[Structured figure records]
········

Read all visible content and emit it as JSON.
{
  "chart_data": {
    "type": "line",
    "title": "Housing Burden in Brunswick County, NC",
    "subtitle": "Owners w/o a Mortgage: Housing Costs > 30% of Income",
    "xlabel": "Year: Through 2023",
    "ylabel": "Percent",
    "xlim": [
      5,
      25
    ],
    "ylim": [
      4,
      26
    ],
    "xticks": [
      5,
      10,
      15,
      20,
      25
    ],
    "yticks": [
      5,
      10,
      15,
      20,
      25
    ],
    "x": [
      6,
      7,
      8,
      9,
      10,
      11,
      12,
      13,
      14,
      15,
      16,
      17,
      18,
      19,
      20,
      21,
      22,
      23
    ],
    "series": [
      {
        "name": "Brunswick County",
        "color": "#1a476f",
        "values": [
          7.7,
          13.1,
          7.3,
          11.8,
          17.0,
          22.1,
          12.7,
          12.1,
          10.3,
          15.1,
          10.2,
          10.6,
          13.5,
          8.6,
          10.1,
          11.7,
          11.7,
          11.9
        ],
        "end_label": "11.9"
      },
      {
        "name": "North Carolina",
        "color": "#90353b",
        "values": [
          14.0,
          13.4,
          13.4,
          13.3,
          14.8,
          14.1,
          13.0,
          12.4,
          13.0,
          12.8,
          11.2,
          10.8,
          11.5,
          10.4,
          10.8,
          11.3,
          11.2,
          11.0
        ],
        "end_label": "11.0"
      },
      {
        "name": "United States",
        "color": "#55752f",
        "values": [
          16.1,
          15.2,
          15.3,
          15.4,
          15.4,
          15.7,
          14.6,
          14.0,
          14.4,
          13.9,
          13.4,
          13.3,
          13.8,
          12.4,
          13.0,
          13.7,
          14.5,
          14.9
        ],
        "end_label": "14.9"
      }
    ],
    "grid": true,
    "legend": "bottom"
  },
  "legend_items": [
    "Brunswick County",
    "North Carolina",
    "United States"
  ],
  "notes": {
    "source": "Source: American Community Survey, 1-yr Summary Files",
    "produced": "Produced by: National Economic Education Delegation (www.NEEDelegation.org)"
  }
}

········

Written problem
Show the data once more, exactly as it was written.

Final result
Read all visible content and emit it as JSON.
{
  "chart_data": {
    "type": "line",
    "title": "Housing Burden in Brunswick County, NC",
    "subtitle": "Owners w/o a Mortgage: Housing Costs > 30% of Income",
    "xlabel": "Year: Through 2023",
    "ylabel": "Percent",
    "xlim": [
      5,
      25
    ],
    "ylim": [
      4,
      26
    ],
    "xticks": [
      5,
      10,
      15,
      20,
      25
    ],
    "yticks": [
      5,
      10,
      15,
      20,
      25
    ],
    "x": [
      6,
      7,
      8,
      9,
      10,
      11,
      12,
      13,
      14,
      15,
      16,
      17,
      18,
      19,
      20,
      21,
      22,
      23
    ],
    "series": [
      {
        "name": "Brunswick County",
        "color": "#1a476f",
        "values": [
          7.7,
          13.1,
          7.3,
          11.8,
          17.0,
          22.1,
          12.7,
          12.1,
          10.3,
          15.1,
          10.2,
          10.6,
          13.5,
          8.6,
          10.1,
          11.7,
          11.7,
          11.9
        ],
        "end_label": "11.9"
      },
      {
        "name": "North Carolina",
        "color": "#90353b",
        "values": [
          14.0,
          13.4,
          13.4,
          13.3,
          14.8,
          14.1,
          13.0,
          12.4,
          13.0,
          12.8,
          11.2,
          10.8,
          11.5,
          10.4,
          10.8,
          11.3,
          11.2,
          11.0
        ],
        "end_label": "11.0"
      },
      {
        "name": "United States",
        "color": "#55752f",
        "values": [
          16.1,
          15.2,
          15.3,
          15.4,
          15.4,
          15.7,
          14.6,
          14.0,
          14.4,
          13.9,
          13.4,
          13.3,
          13.8,
          12.4,
          13.0,
          13.7,
          14.5,
          14.9
        ],
        "end_label": "14.9"
      }
    ],
    "grid": true,
    "legend": "bottom"
  },
  "legend_items": [
    "Brunswick County",
    "North Carolina",
    "United States"
  ],
  "notes": {
    "source": "Source: American Community Survey, 1-yr Summary Files",
    "produced": "Produced by: National Economic Education Delegation (www.NEEDelegation.org)"
  }
}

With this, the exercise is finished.